» SUPPLIED INFORMATION
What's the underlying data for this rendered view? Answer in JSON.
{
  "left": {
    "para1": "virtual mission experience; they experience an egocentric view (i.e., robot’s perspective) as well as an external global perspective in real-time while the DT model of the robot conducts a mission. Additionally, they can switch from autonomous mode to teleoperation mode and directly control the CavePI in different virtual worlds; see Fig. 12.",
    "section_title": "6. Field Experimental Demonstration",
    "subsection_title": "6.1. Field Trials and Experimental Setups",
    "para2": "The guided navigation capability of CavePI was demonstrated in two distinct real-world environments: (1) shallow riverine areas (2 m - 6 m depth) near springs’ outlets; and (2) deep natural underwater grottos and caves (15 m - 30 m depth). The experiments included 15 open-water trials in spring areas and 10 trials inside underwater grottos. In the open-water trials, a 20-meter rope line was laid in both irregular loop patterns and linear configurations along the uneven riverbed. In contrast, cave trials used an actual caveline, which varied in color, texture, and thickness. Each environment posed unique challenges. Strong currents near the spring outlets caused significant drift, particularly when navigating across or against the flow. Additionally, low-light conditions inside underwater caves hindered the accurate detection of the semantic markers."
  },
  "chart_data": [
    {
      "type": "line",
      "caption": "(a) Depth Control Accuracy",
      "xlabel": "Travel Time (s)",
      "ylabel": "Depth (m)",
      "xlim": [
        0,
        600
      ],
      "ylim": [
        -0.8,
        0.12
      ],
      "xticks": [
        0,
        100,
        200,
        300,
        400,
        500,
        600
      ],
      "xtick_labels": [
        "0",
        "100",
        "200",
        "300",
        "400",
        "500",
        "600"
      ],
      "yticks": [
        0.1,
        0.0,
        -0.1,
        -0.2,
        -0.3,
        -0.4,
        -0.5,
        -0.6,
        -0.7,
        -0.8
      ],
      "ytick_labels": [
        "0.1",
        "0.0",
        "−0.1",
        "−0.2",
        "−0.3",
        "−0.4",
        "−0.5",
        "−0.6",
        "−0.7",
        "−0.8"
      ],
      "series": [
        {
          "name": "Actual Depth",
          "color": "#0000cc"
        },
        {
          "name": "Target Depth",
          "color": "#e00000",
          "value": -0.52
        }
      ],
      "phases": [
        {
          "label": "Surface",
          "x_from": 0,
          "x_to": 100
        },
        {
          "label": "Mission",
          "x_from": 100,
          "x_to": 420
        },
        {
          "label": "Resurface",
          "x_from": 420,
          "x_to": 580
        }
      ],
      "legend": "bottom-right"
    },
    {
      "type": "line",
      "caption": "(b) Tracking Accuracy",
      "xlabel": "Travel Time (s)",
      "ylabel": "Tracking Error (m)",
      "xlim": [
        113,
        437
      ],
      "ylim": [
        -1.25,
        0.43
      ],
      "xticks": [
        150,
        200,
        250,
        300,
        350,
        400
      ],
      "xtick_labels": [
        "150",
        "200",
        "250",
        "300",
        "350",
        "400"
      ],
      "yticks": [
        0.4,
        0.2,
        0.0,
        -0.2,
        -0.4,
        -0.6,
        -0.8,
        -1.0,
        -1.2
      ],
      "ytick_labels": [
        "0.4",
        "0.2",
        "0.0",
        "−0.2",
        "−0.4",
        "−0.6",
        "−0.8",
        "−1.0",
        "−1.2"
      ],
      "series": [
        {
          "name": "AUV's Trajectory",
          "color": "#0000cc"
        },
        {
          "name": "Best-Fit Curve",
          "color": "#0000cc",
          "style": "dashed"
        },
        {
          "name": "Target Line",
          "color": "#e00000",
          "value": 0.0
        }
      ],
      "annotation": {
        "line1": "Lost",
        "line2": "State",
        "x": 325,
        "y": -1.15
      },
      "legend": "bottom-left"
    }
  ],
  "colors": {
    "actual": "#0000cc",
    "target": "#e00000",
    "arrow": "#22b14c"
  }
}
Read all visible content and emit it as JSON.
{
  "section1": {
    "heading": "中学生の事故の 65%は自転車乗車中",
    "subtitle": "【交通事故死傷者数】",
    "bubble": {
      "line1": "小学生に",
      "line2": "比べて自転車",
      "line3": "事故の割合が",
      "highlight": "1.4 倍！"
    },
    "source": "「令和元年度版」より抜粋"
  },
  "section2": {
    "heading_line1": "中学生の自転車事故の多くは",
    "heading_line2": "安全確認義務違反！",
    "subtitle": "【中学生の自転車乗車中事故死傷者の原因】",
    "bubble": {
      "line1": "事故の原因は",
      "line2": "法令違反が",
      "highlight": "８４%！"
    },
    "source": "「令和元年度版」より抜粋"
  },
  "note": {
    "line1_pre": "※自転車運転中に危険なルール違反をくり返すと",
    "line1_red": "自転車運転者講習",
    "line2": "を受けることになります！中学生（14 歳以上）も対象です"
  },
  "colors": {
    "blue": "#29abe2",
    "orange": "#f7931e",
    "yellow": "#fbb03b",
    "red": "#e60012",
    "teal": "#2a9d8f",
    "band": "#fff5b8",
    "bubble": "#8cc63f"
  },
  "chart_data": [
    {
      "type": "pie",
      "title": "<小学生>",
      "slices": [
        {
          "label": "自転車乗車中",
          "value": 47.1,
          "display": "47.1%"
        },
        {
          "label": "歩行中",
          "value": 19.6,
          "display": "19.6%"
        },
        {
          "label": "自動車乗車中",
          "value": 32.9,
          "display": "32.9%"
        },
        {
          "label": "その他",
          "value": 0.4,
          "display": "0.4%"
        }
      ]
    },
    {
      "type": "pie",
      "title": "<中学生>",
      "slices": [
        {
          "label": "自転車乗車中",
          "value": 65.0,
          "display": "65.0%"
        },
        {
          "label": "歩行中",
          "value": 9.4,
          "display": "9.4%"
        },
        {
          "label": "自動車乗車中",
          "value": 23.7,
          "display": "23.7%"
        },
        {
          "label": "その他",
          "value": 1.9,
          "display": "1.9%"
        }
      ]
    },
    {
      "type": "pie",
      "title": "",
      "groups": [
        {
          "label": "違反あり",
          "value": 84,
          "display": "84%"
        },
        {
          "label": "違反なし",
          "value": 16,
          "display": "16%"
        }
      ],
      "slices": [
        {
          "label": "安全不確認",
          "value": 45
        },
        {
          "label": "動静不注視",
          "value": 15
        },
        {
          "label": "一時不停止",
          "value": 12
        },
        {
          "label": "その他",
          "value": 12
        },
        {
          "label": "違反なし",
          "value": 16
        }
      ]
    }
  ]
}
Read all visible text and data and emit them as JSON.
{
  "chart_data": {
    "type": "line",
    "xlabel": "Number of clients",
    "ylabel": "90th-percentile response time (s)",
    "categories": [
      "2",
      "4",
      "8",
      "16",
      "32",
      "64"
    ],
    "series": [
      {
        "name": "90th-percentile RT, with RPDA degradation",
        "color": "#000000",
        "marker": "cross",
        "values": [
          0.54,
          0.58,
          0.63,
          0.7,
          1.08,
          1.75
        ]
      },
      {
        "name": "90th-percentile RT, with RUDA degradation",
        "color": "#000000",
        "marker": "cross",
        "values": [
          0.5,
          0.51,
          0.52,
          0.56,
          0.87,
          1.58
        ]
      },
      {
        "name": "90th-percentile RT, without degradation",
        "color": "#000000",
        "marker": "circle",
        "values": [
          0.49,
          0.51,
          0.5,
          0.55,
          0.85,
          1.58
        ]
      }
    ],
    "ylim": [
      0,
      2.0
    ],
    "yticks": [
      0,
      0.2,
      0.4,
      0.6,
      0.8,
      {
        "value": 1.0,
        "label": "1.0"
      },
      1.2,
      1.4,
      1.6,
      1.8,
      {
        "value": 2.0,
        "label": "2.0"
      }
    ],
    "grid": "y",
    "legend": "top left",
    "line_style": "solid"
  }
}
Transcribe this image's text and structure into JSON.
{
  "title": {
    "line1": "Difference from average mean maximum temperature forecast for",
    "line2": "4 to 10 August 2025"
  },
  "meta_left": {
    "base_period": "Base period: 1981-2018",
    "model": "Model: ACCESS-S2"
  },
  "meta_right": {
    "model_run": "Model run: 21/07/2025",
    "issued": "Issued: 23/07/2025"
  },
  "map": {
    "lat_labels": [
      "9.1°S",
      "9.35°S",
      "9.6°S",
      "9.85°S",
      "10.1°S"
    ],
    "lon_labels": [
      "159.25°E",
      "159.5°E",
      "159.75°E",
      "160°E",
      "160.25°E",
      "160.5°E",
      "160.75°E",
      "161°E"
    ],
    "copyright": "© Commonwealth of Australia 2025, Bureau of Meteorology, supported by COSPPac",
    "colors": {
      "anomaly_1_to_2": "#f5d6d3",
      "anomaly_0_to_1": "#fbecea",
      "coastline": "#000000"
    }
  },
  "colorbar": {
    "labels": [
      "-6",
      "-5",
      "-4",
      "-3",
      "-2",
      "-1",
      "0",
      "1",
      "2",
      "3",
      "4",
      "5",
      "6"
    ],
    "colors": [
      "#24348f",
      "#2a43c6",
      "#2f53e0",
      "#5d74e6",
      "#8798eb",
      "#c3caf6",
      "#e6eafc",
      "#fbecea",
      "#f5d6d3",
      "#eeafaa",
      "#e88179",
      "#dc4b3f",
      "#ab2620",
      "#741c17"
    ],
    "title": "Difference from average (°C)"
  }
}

» DIRECTION
Filter the entries above down to the lines containing the word "Experimental".

» ANSWER TO THE PROBLEM
    "section_title": "6. Field Experimental Demonstration",
    "subsection_title": "6.1. Field Trials and Experimental Setups",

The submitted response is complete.